# Given request
Give the number of lines in the data that hold the string "JSON". Nothing else is needed.

# Available data
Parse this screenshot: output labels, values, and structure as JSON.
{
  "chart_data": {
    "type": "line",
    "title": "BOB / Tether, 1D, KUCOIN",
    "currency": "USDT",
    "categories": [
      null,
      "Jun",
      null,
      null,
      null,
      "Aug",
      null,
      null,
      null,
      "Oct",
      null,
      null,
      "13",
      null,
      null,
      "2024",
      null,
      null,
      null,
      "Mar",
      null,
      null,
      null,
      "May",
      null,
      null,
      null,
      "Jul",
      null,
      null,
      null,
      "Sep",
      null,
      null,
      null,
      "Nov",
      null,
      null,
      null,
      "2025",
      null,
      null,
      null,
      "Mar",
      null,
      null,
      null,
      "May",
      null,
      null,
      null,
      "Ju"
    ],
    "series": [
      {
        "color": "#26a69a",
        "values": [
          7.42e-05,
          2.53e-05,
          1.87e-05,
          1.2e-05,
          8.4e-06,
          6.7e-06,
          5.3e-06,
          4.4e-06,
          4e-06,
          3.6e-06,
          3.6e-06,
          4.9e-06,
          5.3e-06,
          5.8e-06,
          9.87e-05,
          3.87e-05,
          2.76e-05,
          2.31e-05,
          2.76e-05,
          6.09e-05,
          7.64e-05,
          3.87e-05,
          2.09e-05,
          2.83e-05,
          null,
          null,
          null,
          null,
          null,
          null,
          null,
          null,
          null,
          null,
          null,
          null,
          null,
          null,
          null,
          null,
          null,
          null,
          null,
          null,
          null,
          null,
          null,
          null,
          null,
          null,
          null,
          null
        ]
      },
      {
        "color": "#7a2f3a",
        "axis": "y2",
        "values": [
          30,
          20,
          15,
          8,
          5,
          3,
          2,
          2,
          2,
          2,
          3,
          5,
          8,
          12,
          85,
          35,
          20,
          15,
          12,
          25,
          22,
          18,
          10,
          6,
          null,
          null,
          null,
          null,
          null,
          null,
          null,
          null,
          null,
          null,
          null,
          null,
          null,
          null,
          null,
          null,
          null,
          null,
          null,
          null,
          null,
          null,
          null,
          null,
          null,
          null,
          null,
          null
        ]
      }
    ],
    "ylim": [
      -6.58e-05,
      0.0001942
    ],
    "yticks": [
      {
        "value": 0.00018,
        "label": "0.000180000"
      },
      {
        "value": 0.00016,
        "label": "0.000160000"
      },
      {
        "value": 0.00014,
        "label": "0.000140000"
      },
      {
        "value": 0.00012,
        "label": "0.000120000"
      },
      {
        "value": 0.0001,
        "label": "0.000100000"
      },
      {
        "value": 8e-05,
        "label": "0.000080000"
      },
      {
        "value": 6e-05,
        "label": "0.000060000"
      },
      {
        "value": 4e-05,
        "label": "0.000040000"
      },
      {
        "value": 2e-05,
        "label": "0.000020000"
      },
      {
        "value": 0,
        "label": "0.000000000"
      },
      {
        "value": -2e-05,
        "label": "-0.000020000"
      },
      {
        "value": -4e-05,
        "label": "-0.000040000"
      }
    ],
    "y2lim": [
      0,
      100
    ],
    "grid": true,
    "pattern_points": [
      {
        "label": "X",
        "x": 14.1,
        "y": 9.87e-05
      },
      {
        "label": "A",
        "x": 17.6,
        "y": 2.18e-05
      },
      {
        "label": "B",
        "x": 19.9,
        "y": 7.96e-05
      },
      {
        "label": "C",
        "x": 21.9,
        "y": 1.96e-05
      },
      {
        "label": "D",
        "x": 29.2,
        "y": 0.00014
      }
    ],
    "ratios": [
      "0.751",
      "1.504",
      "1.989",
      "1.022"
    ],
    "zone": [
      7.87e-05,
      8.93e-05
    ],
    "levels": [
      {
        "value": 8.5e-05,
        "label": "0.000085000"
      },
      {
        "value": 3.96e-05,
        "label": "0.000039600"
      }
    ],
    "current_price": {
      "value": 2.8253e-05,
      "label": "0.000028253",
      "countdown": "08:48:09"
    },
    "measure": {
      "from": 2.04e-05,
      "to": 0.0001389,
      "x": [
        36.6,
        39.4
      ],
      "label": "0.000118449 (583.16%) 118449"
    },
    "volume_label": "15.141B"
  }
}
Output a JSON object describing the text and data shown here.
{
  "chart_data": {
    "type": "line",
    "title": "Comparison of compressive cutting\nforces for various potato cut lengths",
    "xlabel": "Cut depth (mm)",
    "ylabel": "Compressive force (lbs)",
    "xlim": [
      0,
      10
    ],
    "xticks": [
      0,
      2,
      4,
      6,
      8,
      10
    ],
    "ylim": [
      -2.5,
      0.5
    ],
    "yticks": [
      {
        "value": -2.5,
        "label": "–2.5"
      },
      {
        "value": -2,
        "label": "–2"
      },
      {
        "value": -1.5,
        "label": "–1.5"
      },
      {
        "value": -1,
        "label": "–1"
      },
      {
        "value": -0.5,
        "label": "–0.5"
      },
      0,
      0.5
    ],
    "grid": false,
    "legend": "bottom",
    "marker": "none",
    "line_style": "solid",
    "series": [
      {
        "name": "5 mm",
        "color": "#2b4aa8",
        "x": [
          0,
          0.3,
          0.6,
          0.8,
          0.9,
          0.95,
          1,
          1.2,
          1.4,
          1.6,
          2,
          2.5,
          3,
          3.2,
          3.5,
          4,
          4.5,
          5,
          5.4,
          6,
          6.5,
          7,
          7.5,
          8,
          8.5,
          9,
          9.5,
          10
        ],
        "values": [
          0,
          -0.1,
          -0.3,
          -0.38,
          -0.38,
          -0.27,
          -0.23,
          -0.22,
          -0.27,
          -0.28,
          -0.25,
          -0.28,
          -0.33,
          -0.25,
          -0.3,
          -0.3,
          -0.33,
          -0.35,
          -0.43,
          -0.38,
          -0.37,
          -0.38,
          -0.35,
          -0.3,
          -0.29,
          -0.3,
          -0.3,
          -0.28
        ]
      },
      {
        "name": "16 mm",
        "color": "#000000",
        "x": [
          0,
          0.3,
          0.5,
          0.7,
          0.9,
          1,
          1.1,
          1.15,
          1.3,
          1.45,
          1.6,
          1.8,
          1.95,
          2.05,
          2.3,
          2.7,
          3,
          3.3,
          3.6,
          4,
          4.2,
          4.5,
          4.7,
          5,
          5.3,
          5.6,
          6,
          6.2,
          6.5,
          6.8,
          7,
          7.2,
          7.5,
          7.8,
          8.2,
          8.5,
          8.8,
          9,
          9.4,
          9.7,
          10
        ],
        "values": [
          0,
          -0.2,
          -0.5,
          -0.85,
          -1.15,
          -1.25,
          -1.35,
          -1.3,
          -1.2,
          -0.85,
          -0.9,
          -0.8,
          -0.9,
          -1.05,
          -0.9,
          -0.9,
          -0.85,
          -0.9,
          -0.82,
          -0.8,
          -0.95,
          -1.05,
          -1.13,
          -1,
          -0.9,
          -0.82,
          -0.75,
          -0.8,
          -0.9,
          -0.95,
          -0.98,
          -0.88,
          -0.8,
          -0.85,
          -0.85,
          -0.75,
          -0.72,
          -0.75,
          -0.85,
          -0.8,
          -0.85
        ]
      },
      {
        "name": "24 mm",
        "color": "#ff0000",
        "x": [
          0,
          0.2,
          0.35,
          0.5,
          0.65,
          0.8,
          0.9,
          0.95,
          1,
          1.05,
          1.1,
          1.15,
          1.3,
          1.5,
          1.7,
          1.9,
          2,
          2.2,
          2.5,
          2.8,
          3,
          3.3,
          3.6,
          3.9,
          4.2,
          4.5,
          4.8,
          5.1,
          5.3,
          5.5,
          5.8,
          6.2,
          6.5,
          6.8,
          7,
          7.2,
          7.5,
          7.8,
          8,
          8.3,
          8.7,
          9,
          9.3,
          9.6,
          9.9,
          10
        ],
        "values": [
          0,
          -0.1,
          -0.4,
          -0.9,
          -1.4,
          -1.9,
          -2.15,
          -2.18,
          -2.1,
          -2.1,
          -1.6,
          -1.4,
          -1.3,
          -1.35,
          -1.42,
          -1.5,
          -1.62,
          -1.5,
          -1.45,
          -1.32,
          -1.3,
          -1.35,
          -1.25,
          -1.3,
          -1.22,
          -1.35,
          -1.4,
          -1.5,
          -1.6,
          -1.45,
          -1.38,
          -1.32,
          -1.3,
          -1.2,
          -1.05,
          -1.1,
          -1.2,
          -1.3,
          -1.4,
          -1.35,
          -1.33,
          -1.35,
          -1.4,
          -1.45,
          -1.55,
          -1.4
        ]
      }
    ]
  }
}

# Answer to this problem
2